Given instruction: According to the vehicle theft analysis below, which day of the week had the most thefts?

Source document:
--*--

In conclusion, this comprehensive analysis of the stolen vehicle dataset from New Zealand has provided valuable insights into the patterns and characteristics of vehicle thefts. Our investigation spanned various aspects, including the days of the week when thefts are most prevalent, the types of vehicles most at risk, the incidence of luxury vehicle thefts, the average age of stolen vehicles, and regional variations in theft frequencies.
Key findings include the higher frequency of thefts during weekends, with Saturdays experiencing the highest number of incidents. Interestingly, luxury vehicles constituted a minor proportion of thefts, indicating a possible preference for more common or less secure vehicle types among thieves. Additionally, the analysis revealed significant variations in vehicle age depending on the type, with certain types like caravans and trail bikes being older on average at the time of theft.
Regional analysis showed a correlation between population density and theft frequency, suggesting that denser areas are more prone to vehicle thefts. This finding has implications for urban planning and law enforcement strategies.
Overall, the insights gained from this analysis could be instrumental
in shaping effective policies and preventive measures to combat vehicle
theft. It also underscores the importance of data-driven approaches in
understanding and addressing societal challenges. The versatility of R
and its packages, particularly data.table and
ggplot2, played a crucial role in facilitating this
detailed analysis.

--*--

Data:
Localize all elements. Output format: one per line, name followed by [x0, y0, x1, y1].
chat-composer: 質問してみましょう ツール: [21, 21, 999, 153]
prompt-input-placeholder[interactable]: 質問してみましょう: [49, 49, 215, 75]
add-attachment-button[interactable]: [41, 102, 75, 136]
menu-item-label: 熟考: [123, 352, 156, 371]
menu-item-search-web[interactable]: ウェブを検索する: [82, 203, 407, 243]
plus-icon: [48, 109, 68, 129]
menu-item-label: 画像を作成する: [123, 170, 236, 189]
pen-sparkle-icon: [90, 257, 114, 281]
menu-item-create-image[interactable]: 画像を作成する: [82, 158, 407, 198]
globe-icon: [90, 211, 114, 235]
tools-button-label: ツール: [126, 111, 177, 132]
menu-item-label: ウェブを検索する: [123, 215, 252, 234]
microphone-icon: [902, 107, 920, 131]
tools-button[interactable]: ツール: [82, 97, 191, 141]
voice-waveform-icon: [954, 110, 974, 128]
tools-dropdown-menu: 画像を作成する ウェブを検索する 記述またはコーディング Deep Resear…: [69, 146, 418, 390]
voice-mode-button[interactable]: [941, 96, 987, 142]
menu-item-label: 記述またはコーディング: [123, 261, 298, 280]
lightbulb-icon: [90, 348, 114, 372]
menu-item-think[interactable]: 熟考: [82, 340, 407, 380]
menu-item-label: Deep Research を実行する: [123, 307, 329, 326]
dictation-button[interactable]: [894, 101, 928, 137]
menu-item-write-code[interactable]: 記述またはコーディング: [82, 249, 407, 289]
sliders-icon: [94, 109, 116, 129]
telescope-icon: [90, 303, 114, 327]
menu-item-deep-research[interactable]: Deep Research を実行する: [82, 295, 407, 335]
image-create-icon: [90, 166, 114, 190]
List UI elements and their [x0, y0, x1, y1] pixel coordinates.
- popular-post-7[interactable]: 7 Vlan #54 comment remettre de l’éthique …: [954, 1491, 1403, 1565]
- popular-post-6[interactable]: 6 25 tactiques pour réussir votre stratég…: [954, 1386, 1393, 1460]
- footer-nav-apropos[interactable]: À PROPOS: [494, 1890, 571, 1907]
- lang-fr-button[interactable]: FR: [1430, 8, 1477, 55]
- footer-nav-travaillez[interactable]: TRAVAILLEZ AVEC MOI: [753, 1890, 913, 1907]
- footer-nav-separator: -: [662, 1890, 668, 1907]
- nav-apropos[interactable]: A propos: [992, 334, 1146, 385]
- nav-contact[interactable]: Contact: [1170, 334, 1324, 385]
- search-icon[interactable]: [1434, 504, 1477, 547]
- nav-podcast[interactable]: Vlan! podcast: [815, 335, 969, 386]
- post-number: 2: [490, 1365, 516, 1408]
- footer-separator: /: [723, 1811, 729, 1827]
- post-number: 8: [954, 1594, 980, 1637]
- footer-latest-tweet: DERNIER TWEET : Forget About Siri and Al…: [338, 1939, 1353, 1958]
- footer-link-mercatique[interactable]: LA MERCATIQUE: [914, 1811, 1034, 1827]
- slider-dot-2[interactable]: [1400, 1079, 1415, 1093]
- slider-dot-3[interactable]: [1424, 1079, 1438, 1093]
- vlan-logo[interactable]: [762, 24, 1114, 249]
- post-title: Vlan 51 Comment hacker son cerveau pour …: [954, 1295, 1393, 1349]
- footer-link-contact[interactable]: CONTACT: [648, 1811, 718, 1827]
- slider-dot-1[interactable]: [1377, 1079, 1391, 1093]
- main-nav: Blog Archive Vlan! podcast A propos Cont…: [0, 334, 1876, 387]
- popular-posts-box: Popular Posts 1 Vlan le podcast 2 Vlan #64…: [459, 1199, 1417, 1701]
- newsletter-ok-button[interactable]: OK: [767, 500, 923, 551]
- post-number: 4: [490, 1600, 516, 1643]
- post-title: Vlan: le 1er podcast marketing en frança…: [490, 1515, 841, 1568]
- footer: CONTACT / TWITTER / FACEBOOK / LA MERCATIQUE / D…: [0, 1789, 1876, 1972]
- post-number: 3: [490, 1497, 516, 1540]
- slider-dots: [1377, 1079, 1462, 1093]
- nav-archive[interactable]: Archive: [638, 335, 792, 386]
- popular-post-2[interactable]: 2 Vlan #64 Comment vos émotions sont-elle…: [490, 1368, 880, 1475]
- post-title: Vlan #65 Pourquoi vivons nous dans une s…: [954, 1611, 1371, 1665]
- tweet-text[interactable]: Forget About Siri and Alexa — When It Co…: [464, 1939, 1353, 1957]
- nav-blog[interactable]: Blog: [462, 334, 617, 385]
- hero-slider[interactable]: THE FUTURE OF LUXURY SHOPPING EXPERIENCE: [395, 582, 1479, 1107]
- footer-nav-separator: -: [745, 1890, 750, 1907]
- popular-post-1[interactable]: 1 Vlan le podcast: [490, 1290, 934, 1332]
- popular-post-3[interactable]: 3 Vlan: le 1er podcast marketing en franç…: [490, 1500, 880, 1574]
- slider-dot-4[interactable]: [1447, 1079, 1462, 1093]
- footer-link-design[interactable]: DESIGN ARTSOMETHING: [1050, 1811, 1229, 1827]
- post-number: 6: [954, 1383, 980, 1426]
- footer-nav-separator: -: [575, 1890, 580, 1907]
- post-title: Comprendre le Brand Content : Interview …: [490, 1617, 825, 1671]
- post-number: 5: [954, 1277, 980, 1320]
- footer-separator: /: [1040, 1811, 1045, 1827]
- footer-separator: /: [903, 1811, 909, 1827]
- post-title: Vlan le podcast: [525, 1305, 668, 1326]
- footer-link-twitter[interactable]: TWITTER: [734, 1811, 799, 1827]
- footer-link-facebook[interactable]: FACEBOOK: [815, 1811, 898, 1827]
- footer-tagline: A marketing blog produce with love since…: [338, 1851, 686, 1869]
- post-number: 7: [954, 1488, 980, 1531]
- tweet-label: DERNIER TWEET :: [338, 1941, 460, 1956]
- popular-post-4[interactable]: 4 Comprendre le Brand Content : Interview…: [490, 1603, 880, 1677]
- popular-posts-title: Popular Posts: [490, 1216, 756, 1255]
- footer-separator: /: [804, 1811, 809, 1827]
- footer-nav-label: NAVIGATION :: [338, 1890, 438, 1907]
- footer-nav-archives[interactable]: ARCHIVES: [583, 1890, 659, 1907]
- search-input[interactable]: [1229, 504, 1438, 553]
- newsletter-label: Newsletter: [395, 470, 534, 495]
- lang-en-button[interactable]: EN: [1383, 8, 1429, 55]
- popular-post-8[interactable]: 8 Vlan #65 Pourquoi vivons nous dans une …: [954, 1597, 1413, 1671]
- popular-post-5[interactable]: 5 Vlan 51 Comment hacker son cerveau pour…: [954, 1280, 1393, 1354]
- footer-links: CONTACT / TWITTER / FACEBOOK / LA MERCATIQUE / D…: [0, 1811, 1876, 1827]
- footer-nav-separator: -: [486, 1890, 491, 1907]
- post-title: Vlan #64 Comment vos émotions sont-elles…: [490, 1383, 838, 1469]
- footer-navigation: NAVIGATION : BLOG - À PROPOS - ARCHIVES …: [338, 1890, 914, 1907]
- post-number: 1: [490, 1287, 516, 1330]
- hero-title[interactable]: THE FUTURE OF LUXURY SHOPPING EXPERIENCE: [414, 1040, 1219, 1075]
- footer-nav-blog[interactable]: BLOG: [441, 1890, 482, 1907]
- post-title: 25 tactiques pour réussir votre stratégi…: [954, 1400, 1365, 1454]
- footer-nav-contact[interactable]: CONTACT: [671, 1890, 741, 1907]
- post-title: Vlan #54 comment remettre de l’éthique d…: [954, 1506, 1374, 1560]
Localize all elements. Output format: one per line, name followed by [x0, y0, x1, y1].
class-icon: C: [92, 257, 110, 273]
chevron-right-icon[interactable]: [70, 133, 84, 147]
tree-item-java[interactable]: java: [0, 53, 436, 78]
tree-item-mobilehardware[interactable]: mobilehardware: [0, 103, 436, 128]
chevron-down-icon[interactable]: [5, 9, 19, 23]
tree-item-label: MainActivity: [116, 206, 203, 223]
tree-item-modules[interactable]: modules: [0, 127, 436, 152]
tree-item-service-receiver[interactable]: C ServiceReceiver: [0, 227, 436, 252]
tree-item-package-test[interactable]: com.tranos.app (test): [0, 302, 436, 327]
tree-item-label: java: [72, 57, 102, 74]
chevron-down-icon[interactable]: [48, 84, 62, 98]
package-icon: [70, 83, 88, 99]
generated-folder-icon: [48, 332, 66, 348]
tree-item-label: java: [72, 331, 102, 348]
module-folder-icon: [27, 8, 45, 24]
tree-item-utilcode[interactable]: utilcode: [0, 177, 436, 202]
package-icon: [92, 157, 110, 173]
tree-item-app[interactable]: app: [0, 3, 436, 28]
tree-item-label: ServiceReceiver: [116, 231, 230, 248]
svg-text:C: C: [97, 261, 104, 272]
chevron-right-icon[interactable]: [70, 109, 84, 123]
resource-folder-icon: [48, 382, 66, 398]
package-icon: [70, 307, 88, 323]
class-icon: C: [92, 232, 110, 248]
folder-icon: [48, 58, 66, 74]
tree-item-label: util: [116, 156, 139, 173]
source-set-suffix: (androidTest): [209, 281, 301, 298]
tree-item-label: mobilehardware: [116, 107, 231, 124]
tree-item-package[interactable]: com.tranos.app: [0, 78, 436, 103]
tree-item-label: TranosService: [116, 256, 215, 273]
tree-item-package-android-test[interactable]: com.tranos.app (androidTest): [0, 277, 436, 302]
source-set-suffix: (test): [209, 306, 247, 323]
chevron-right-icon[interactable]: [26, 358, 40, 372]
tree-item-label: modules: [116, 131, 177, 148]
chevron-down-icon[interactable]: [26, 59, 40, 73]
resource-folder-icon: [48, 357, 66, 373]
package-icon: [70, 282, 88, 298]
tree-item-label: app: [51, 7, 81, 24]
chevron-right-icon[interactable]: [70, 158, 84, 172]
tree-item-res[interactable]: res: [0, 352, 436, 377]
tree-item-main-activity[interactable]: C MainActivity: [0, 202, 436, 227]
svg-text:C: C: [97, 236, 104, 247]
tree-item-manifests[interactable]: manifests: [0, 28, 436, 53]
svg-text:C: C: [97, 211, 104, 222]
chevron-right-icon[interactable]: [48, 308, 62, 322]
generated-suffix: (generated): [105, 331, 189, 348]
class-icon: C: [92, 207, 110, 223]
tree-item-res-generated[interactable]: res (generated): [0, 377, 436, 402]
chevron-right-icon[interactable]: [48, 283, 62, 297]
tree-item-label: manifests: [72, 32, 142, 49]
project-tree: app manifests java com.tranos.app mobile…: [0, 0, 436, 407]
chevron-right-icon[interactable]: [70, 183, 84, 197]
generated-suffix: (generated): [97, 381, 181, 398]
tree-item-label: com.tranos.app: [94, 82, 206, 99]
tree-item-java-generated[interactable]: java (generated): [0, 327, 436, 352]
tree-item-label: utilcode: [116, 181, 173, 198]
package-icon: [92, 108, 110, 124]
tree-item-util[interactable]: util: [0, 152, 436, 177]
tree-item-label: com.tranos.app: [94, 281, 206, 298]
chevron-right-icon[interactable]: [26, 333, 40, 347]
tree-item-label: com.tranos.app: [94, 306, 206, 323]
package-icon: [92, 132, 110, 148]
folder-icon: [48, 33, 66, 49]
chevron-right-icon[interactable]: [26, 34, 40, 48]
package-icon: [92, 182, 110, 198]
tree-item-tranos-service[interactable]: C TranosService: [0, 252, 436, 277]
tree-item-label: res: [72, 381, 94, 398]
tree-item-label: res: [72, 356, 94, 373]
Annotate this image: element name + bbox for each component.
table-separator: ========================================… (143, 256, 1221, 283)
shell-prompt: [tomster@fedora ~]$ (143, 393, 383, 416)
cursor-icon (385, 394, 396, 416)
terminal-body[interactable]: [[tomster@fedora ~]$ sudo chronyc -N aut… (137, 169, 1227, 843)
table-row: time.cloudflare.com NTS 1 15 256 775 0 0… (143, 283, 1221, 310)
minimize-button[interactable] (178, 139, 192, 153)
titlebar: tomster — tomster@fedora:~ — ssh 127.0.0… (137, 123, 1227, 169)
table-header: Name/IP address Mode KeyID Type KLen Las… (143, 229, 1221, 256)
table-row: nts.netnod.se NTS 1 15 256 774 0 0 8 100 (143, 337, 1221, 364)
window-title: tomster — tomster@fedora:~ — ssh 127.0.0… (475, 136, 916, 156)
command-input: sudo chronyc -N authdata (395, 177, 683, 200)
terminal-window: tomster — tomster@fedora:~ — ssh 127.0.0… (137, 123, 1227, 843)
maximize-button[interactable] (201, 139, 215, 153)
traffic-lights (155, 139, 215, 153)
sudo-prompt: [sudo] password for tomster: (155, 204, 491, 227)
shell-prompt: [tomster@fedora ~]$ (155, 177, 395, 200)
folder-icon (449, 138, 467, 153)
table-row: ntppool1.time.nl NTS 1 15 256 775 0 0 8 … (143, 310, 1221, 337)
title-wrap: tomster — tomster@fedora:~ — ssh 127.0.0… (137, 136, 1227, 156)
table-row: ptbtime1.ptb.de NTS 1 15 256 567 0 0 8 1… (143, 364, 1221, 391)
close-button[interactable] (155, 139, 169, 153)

--*--

Result: Saturday